• What to do:
Write each record again exactly as it stands.

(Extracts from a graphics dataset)

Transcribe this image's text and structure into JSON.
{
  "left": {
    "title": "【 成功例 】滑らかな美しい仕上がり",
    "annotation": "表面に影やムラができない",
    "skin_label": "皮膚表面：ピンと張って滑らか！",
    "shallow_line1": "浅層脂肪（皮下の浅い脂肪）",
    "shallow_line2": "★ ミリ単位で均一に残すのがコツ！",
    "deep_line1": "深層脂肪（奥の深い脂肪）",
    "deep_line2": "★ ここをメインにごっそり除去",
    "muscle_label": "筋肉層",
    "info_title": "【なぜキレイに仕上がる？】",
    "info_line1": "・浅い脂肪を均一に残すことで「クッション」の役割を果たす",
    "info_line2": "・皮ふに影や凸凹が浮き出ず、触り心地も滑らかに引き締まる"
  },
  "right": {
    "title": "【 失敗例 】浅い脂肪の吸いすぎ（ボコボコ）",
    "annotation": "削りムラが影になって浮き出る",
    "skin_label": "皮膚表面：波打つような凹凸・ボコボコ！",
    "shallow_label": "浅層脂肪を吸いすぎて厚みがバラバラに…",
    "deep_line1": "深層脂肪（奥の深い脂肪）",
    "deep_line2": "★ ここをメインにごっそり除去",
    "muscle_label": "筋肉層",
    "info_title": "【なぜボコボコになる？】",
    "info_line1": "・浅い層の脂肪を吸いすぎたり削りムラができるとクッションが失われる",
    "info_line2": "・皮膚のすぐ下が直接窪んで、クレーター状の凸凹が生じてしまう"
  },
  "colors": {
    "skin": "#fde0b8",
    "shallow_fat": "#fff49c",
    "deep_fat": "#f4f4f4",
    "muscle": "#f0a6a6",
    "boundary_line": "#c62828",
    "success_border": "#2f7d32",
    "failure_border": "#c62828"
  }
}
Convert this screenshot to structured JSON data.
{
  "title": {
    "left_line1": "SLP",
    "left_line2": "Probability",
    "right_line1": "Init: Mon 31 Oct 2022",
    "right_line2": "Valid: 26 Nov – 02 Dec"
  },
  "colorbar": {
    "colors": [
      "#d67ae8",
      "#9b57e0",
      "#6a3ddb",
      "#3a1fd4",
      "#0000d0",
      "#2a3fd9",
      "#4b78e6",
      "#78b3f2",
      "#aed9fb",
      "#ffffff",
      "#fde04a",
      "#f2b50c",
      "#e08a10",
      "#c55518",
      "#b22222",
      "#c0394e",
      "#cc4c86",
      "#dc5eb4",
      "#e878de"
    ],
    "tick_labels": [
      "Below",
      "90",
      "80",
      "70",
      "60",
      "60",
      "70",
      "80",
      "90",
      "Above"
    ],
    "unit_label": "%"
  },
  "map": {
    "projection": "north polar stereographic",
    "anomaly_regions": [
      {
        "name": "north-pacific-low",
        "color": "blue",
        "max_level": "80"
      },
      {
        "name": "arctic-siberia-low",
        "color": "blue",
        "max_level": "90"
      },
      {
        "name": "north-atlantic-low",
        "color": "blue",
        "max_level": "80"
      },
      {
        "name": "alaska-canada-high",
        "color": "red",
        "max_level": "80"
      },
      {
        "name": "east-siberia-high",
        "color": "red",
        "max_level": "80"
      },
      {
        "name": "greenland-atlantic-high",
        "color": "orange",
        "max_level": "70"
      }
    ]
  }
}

• Solved exercise:
Transcribe this image's text and structure into JSON.
{
  "left": {
    "title": "【 成功例 】滑らかな美しい仕上がり",
    "annotation": "表面に影やムラができない",
    "skin_label": "皮膚表面：ピンと張って滑らか！",
    "shallow_line1": "浅層脂肪（皮下の浅い脂肪）",
    "shallow_line2": "★ ミリ単位で均一に残すのがコツ！",
    "deep_line1": "深層脂肪（奥の深い脂肪）",
    "deep_line2": "★ ここをメインにごっそり除去",
    "muscle_label": "筋肉層",
    "info_title": "【なぜキレイに仕上がる？】",
    "info_line1": "・浅い脂肪を均一に残すことで「クッション」の役割を果たす",
    "info_line2": "・皮ふに影や凸凹が浮き出ず、触り心地も滑らかに引き締まる"
  },
  "right": {
    "title": "【 失敗例 】浅い脂肪の吸いすぎ（ボコボコ）",
    "annotation": "削りムラが影になって浮き出る",
    "skin_label": "皮膚表面：波打つような凹凸・ボコボコ！",
    "shallow_label": "浅層脂肪を吸いすぎて厚みがバラバラに…",
    "deep_line1": "深層脂肪（奥の深い脂肪）",
    "deep_line2": "★ ここをメインにごっそり除去",
    "muscle_label": "筋肉層",
    "info_title": "【なぜボコボコになる？】",
    "info_line1": "・浅い層の脂肪を吸いすぎたり削りムラができるとクッションが失われる",
    "info_line2": "・皮膚のすぐ下が直接窪んで、クレーター状の凸凹が生じてしまう"
  },
  "colors": {
    "skin": "#fde0b8",
    "shallow_fat": "#fff49c",
    "deep_fat": "#f4f4f4",
    "muscle": "#f0a6a6",
    "boundary_line": "#c62828",
    "success_border": "#2f7d32",
    "failure_border": "#c62828"
  }
}
Convert this screenshot to structured JSON data.
{
  "title": {
    "left_line1": "SLP",
    "left_line2": "Probability",
    "right_line1": "Init: Mon 31 Oct 2022",
    "right_line2": "Valid: 26 Nov – 02 Dec"
  },
  "colorbar": {
    "colors": [
      "#d67ae8",
      "#9b57e0",
      "#6a3ddb",
      "#3a1fd4",
      "#0000d0",
      "#2a3fd9",
      "#4b78e6",
      "#78b3f2",
      "#aed9fb",
      "#ffffff",
      "#fde04a",
      "#f2b50c",
      "#e08a10",
      "#c55518",
      "#b22222",
      "#c0394e",
      "#cc4c86",
      "#dc5eb4",
      "#e878de"
    ],
    "tick_labels": [
      "Below",
      "90",
      "80",
      "70",
      "60",
      "60",
      "70",
      "80",
      "90",
      "Above"
    ],
    "unit_label": "%"
  },
  "map": {
    "projection": "north polar stereographic",
    "anomaly_regions": [
      {
        "name": "north-pacific-low",
        "color": "blue",
        "max_level": "80"
      },
      {
        "name": "arctic-siberia-low",
        "color": "blue",
        "max_level": "90"
      },
      {
        "name": "north-atlantic-low",
        "color": "blue",
        "max_level": "80"
      },
      {
        "name": "alaska-canada-high",
        "color": "red",
        "max_level": "80"
      },
      {
        "name": "east-siberia-high",
        "color": "red",
        "max_level": "80"
      },
      {
        "name": "greenland-atlantic-high",
        "color": "orange",
        "max_level": "70"
      }
    ]
  }
}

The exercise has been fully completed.